● EXTRACTED DATA:
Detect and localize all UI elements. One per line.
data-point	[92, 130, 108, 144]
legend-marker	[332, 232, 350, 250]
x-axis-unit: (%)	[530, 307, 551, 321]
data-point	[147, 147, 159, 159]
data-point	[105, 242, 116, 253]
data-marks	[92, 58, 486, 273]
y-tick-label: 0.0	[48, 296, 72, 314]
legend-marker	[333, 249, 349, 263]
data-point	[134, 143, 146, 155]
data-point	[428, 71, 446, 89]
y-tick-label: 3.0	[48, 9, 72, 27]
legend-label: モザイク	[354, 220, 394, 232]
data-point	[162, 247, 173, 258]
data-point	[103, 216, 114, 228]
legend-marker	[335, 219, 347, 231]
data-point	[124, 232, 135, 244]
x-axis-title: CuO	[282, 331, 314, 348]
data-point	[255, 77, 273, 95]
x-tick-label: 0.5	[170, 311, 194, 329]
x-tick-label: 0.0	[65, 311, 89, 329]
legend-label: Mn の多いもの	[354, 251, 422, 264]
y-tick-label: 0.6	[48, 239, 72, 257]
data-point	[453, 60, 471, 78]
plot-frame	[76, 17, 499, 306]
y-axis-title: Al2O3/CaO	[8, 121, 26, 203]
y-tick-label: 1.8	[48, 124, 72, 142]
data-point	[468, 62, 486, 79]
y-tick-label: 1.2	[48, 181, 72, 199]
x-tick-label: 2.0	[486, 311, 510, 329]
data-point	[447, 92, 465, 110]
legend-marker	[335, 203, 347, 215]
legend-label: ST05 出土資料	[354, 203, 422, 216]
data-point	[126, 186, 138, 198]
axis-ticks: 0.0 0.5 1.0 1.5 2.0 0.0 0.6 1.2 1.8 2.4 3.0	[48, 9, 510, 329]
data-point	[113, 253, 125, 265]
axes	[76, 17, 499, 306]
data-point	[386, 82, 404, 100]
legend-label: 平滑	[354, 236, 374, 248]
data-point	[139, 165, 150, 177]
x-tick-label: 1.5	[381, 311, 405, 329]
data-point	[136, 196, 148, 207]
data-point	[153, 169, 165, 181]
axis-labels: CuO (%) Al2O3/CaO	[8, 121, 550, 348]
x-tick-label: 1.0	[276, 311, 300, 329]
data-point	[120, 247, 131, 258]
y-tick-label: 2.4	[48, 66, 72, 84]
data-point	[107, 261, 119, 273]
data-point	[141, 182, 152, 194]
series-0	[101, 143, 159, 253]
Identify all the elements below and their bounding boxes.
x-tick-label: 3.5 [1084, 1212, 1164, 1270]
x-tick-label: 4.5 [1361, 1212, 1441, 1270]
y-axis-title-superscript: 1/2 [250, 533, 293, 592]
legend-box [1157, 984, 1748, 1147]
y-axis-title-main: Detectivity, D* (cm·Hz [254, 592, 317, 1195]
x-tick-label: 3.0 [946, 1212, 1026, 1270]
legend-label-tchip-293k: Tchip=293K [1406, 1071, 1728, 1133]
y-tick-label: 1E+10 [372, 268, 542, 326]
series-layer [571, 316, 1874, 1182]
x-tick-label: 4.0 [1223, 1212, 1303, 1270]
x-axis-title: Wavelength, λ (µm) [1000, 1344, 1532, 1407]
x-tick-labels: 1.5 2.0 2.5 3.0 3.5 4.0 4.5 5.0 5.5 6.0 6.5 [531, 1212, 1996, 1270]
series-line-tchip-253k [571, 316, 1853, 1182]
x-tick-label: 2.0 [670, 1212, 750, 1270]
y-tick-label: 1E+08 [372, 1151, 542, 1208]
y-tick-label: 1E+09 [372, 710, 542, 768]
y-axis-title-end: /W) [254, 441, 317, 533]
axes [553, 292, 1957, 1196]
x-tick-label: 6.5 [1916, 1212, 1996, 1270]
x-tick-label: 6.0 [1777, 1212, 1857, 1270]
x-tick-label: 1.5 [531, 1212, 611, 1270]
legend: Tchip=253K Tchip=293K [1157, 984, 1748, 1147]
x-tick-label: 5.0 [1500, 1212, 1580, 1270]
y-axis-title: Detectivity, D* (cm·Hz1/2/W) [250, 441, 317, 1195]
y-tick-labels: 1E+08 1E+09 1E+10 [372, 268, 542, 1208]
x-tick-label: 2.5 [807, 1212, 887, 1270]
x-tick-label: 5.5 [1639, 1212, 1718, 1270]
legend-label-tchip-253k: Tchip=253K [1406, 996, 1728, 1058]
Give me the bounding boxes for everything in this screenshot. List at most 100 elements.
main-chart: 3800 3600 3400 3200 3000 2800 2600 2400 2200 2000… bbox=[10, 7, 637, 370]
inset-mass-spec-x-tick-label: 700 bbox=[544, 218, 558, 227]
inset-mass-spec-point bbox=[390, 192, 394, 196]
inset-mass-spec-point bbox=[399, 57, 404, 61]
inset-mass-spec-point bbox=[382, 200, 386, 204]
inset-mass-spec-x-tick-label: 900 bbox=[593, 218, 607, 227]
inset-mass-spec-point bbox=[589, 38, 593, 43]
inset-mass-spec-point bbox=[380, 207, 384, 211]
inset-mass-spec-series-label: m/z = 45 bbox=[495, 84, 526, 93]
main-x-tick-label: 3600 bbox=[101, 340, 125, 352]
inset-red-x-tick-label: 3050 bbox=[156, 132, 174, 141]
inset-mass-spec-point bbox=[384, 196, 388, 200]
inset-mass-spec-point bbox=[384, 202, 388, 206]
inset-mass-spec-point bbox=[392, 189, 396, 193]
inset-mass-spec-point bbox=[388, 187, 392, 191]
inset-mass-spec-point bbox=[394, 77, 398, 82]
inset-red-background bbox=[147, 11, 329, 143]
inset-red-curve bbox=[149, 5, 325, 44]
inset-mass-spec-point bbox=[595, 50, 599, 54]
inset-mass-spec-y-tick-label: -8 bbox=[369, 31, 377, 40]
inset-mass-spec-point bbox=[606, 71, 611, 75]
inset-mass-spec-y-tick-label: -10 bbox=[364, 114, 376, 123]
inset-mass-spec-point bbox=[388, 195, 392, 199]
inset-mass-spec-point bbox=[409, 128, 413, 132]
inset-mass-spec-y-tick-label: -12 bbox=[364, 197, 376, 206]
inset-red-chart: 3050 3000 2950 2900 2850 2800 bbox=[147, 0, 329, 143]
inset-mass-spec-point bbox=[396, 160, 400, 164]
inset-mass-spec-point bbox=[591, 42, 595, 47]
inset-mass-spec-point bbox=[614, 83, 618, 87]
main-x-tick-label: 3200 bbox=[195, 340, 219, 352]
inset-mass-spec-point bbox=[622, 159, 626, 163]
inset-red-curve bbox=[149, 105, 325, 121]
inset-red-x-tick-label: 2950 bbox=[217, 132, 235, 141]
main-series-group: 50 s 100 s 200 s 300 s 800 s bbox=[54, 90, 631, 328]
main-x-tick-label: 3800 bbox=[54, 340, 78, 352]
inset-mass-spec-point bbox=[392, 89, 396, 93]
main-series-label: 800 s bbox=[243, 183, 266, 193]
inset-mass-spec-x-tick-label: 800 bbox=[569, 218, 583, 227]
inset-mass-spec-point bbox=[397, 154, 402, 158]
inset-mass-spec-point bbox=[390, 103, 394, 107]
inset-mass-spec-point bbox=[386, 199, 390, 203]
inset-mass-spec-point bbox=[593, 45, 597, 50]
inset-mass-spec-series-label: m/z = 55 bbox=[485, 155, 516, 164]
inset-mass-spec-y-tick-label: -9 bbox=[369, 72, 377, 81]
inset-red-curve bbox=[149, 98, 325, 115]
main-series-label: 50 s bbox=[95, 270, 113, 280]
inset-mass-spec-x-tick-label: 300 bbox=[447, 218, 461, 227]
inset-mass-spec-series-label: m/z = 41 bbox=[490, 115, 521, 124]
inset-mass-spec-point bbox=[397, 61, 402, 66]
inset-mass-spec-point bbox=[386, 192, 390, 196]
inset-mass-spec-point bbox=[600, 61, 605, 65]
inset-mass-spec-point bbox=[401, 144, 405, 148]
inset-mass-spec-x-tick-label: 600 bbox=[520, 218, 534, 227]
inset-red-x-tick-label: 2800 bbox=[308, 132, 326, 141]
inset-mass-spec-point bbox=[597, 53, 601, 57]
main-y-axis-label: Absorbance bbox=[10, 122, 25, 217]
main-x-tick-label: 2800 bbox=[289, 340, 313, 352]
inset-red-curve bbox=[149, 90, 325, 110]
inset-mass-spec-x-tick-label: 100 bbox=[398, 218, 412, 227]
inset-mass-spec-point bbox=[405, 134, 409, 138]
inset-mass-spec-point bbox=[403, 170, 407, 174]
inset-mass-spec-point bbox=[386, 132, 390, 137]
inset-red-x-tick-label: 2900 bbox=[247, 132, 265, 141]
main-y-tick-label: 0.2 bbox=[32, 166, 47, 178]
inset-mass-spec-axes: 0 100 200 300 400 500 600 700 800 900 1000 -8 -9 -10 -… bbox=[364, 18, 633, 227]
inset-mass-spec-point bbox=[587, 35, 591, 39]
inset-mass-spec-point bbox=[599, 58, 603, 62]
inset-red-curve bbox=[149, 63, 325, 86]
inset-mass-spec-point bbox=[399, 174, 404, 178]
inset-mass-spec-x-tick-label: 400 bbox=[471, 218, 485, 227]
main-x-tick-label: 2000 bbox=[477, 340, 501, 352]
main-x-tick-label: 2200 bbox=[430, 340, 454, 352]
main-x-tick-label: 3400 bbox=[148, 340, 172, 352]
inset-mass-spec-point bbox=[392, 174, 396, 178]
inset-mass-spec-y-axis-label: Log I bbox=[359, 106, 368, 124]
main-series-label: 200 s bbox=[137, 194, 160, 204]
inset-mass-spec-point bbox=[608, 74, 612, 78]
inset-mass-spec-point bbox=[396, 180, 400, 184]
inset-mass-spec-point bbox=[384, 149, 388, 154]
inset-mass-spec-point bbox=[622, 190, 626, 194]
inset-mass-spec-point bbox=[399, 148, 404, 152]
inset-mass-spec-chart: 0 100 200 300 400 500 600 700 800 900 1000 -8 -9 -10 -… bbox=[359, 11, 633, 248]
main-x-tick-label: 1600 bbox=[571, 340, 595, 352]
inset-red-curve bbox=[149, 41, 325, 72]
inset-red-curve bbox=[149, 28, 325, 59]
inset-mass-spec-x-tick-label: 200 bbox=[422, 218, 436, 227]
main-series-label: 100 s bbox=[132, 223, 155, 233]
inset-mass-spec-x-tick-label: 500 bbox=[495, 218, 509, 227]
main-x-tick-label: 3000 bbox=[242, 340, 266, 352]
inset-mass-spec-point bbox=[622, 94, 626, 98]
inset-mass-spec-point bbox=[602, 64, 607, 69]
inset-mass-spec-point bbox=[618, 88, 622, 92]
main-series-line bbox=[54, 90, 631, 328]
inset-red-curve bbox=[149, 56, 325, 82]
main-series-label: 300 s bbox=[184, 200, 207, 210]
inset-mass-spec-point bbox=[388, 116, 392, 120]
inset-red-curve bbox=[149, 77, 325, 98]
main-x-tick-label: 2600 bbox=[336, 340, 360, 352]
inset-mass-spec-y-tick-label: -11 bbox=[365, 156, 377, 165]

● GIVEN PROBLEM: Copy out the rows from the very first line through the line containing "71, 446, 89]", including that line.

● EXERCISE OUTPUT:
Detect and localize all UI elements. One per line.
data-point	[92, 130, 108, 144]
legend-marker	[332, 232, 350, 250]
x-axis-unit: (%)	[530, 307, 551, 321]
data-point	[147, 147, 159, 159]
data-point	[105, 242, 116, 253]
data-marks	[92, 58, 486, 273]
y-tick-label: 0.0	[48, 296, 72, 314]
legend-marker	[333, 249, 349, 263]
data-point	[134, 143, 146, 155]
data-point	[428, 71, 446, 89]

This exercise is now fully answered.